Identify, in the records below, every line where the string "Últimos" appears, and copy each such line.
* begin RECORDS FOR PROCESSING *
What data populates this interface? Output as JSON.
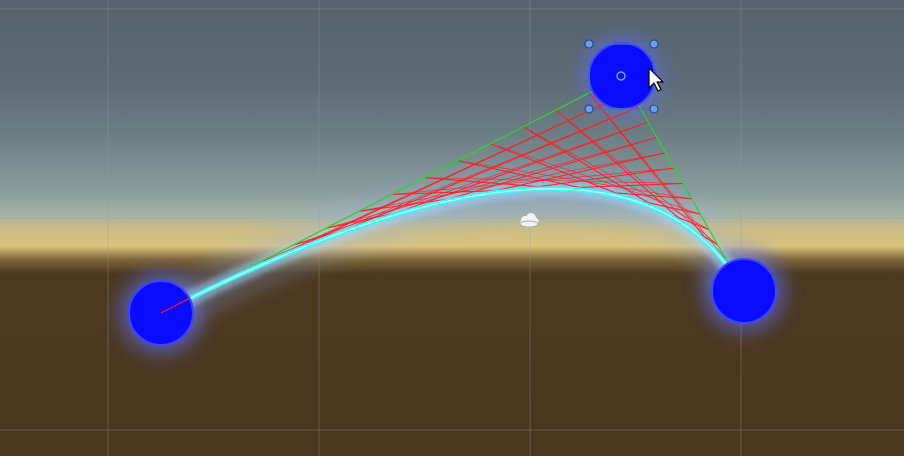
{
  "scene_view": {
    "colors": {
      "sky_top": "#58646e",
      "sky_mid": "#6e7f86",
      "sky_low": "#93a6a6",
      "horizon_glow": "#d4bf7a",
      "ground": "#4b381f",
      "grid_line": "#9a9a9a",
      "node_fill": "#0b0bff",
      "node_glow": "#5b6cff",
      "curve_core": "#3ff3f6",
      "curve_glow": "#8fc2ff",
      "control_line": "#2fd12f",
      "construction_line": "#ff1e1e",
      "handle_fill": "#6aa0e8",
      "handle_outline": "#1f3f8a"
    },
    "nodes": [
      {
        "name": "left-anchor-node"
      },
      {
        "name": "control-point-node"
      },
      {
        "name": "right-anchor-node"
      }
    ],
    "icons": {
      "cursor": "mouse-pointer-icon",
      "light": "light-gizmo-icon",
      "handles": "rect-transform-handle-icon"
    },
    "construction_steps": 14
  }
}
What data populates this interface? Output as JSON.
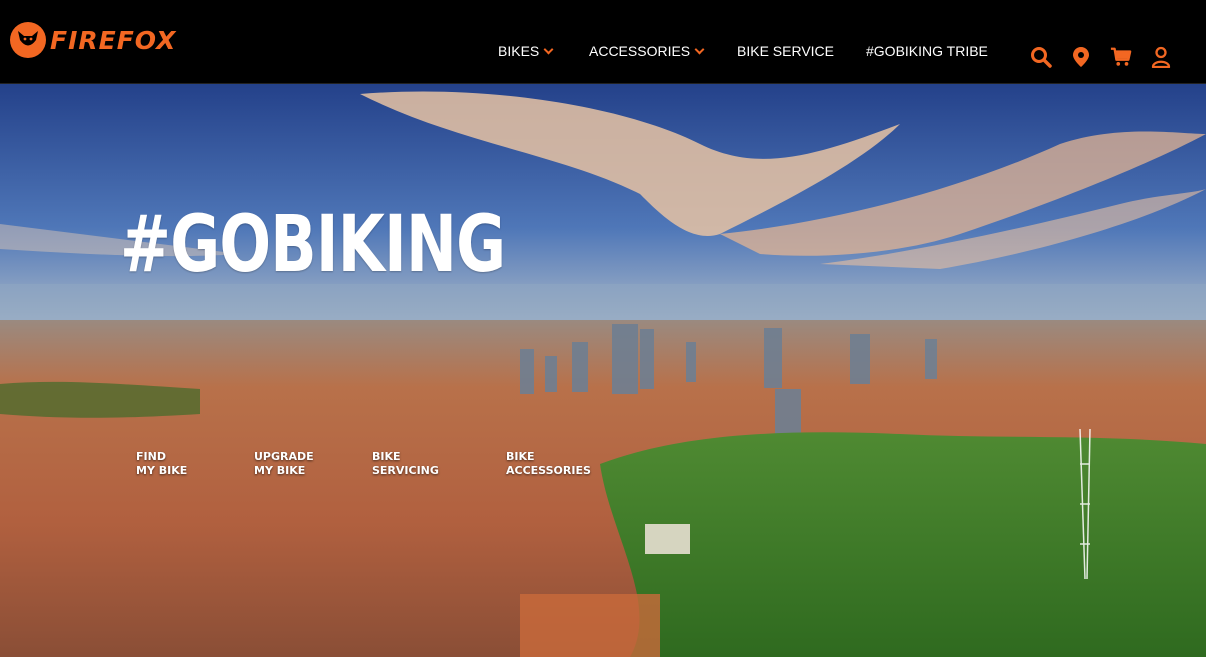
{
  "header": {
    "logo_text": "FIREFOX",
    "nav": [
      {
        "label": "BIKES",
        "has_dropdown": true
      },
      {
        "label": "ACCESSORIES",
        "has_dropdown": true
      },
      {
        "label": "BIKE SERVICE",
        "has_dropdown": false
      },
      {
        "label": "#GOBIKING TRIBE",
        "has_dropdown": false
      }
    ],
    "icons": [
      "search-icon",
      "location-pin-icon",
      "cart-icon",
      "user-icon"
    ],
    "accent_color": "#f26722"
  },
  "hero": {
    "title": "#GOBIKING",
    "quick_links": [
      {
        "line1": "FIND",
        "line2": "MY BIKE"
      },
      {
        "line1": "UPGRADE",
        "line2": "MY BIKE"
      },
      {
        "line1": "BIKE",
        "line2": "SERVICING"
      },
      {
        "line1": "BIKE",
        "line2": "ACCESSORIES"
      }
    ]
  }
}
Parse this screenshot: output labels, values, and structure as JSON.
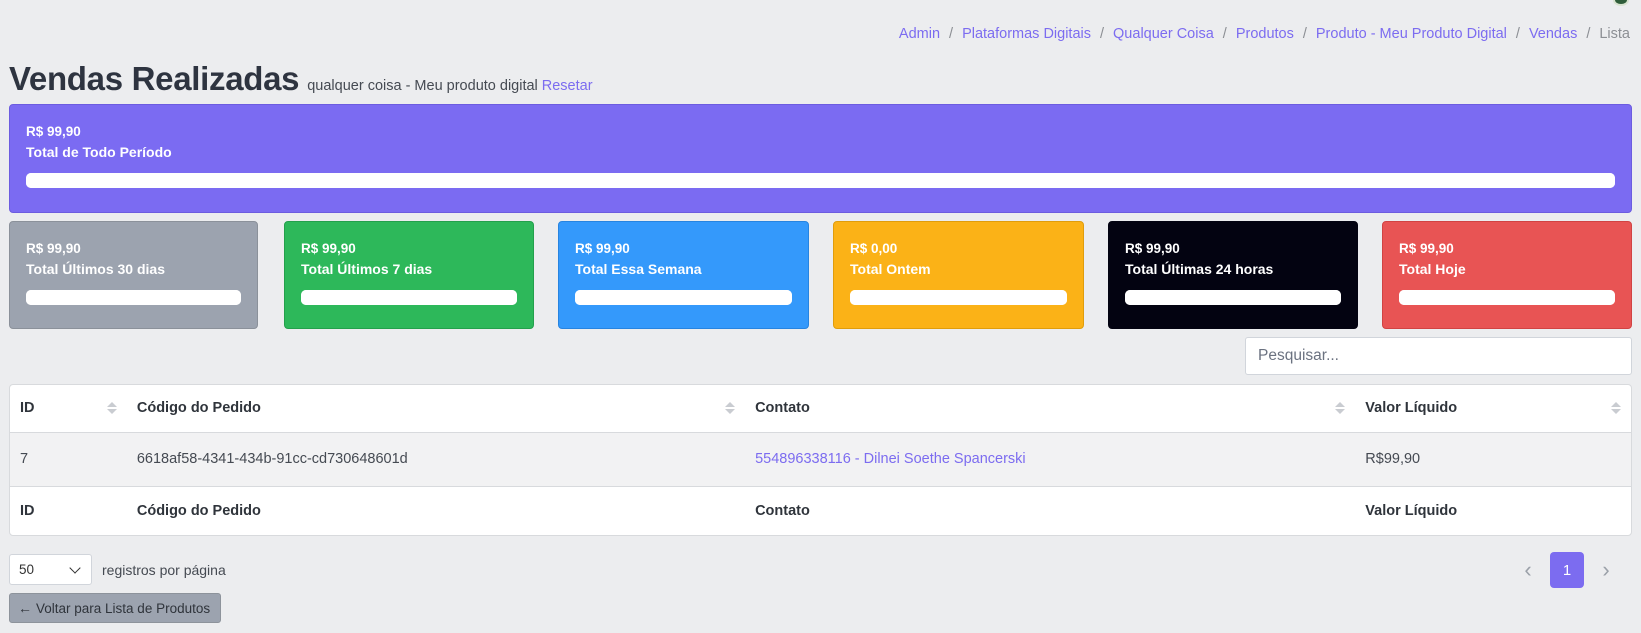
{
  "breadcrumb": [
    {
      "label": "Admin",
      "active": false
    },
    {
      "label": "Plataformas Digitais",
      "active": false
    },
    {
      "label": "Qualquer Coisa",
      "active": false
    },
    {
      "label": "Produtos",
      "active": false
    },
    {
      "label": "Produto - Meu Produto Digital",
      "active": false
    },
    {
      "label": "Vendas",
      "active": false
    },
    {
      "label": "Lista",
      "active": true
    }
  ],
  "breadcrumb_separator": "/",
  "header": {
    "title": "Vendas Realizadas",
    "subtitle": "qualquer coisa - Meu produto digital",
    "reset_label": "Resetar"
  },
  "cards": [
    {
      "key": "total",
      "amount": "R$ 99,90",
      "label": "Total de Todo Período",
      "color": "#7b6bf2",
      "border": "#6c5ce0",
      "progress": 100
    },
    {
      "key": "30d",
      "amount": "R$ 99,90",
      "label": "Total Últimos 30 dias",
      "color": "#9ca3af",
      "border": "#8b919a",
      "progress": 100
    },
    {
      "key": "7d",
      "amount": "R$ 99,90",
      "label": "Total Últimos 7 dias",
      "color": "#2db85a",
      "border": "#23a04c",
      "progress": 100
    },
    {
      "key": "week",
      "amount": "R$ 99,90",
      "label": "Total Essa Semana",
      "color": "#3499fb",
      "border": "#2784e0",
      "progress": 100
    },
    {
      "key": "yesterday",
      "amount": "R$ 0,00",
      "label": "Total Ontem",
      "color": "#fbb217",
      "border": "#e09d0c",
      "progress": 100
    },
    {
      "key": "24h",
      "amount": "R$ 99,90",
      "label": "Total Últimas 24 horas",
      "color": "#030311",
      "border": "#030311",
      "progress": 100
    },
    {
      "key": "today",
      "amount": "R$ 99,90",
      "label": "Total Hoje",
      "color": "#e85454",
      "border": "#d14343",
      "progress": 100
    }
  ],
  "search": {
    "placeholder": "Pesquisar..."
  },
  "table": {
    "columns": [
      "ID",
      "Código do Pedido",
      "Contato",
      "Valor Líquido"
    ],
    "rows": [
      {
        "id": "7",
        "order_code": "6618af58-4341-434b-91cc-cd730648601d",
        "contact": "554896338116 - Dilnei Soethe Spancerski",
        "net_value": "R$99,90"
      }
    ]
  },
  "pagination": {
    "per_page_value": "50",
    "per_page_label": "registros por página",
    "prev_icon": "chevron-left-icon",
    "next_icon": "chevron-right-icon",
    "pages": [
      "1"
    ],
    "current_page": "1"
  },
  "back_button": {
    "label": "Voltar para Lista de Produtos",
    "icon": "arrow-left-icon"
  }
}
* end RECORDS FOR PROCESSING *
◆ THE COMPLETED TASK:
      "label": "Total Últimos 30 dias",
      "label": "Total Últimos 7 dias",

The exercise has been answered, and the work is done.